> **Exercise**:
Search the records below for the word "drawing". Pull out each line that has it.
▬▬▬▬▬▬
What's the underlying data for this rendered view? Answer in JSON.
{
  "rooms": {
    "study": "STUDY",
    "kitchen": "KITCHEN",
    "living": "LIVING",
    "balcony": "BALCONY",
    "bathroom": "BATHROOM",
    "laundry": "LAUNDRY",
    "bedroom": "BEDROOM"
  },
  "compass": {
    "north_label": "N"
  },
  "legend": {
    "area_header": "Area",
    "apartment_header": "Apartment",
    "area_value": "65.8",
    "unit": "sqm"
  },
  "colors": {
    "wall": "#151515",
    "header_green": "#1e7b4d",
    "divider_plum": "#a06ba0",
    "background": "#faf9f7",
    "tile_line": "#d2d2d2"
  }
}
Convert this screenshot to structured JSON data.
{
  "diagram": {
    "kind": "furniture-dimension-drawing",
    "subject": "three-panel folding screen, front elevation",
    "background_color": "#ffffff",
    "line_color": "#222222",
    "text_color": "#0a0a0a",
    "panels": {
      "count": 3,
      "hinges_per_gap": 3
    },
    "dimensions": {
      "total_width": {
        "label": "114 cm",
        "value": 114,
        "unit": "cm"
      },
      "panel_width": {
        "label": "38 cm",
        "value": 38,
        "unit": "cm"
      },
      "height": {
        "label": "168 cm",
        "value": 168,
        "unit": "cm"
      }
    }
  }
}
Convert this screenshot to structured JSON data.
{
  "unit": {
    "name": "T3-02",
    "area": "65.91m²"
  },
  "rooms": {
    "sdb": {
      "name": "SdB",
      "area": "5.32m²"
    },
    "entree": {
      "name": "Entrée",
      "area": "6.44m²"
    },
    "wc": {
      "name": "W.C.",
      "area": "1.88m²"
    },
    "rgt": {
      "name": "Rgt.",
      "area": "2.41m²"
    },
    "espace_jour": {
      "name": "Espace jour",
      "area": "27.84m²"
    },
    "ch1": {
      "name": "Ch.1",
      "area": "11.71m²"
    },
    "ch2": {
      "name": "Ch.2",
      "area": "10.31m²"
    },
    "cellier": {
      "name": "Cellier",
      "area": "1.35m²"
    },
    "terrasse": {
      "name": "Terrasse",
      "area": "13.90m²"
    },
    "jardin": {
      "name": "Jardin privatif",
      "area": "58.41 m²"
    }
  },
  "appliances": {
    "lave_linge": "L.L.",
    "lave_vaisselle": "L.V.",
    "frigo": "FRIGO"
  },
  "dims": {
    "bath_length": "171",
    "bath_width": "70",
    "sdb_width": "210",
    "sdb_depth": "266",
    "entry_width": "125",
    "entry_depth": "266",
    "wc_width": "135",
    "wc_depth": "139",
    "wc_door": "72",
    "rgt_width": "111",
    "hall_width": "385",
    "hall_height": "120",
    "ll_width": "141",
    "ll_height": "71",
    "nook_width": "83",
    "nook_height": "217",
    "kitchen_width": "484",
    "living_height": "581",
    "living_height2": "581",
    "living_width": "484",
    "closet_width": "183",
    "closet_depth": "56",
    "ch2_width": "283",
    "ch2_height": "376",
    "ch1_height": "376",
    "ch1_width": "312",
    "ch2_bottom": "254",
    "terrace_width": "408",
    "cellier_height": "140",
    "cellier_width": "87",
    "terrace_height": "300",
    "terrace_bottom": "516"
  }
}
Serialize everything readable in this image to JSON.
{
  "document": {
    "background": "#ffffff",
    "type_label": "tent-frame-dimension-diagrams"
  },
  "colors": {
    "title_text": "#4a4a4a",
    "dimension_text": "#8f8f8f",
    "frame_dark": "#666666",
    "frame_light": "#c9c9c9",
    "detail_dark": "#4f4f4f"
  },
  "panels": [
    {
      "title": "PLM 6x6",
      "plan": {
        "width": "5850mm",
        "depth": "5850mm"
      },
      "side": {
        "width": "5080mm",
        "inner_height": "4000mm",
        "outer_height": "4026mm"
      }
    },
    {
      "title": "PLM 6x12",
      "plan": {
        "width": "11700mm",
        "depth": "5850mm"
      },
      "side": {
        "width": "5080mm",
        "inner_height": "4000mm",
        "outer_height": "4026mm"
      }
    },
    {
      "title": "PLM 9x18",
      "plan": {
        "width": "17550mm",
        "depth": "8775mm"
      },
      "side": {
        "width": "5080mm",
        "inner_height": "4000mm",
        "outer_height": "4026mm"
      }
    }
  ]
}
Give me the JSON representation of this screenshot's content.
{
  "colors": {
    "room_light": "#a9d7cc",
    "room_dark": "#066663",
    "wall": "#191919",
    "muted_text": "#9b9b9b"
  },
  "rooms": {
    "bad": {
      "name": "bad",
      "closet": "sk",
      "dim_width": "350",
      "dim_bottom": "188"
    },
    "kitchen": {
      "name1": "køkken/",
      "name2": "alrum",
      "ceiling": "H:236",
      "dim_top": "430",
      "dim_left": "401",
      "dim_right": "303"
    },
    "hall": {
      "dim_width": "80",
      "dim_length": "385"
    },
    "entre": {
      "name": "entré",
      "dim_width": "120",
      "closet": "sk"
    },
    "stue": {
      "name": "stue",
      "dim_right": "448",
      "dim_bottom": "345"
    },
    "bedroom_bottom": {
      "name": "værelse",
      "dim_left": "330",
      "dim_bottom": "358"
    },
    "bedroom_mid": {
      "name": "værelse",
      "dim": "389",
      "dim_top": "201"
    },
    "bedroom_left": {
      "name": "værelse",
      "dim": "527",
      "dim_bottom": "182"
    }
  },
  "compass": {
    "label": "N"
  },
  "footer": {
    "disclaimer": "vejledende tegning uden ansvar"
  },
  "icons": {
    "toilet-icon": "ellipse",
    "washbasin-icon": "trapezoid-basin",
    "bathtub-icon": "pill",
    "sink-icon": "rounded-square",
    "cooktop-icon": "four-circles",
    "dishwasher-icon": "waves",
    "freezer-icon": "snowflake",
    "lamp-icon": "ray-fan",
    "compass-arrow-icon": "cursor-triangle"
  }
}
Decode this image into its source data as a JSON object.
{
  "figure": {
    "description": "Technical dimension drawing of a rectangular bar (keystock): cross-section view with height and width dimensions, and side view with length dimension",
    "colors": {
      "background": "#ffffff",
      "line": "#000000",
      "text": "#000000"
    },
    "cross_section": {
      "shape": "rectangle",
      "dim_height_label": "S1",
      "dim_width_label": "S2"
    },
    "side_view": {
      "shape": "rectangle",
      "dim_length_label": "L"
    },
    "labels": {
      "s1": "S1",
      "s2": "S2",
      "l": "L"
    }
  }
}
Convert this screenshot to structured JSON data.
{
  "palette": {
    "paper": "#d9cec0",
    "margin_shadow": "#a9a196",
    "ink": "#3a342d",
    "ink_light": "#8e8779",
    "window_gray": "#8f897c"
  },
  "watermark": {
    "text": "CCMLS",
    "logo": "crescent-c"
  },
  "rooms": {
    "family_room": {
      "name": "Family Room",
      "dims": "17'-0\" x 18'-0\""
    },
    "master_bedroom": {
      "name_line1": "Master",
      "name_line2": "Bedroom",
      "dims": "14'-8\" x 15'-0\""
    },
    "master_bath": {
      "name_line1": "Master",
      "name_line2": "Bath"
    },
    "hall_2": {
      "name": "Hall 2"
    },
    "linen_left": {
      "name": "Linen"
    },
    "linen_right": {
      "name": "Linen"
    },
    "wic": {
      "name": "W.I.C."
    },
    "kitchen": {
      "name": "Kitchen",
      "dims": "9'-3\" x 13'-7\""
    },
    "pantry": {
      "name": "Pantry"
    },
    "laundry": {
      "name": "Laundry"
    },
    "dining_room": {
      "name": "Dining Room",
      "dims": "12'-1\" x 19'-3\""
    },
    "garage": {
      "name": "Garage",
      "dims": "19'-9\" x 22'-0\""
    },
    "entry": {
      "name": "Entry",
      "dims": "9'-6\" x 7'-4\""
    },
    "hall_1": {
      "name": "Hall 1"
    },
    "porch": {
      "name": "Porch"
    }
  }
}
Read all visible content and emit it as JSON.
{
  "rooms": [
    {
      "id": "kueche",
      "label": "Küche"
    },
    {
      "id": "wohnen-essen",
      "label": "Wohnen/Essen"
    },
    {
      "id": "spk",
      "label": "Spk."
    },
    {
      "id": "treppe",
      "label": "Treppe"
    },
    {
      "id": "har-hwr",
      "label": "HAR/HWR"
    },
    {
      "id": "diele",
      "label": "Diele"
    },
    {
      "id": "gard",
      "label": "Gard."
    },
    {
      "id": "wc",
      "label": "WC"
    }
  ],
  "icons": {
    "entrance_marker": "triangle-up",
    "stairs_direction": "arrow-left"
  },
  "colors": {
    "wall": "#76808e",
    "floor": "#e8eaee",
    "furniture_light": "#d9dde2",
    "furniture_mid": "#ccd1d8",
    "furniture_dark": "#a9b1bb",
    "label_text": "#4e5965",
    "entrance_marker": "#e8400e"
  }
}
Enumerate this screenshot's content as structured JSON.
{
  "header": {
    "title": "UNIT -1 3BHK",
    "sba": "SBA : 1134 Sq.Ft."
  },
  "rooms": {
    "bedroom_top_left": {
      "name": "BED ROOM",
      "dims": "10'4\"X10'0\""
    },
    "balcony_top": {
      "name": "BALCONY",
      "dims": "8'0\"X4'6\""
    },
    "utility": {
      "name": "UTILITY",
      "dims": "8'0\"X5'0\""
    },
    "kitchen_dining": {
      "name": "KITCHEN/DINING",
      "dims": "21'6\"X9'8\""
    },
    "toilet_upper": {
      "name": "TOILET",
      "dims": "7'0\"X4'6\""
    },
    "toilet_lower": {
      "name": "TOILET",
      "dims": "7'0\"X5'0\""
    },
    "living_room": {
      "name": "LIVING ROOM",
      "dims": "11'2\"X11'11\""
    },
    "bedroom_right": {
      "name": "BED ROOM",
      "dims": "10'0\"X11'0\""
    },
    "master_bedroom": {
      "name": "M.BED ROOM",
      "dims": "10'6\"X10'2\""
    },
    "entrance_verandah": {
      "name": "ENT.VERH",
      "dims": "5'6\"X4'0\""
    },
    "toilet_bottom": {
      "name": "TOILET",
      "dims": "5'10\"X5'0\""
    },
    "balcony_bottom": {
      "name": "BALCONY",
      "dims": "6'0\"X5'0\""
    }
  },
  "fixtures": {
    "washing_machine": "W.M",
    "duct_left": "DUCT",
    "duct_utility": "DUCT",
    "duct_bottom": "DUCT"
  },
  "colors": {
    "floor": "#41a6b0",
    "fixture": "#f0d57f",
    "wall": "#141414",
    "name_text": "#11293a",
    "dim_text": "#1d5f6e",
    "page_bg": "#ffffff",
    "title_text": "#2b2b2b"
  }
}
▬▬▬▬▬▬
> **Written answer**:
    "kind": "furniture-dimension-drawing",
    "description": "Technical dimension drawing of a rectangular bar (keystock): cross-section view with height and width dimensions, and side view with length dimension",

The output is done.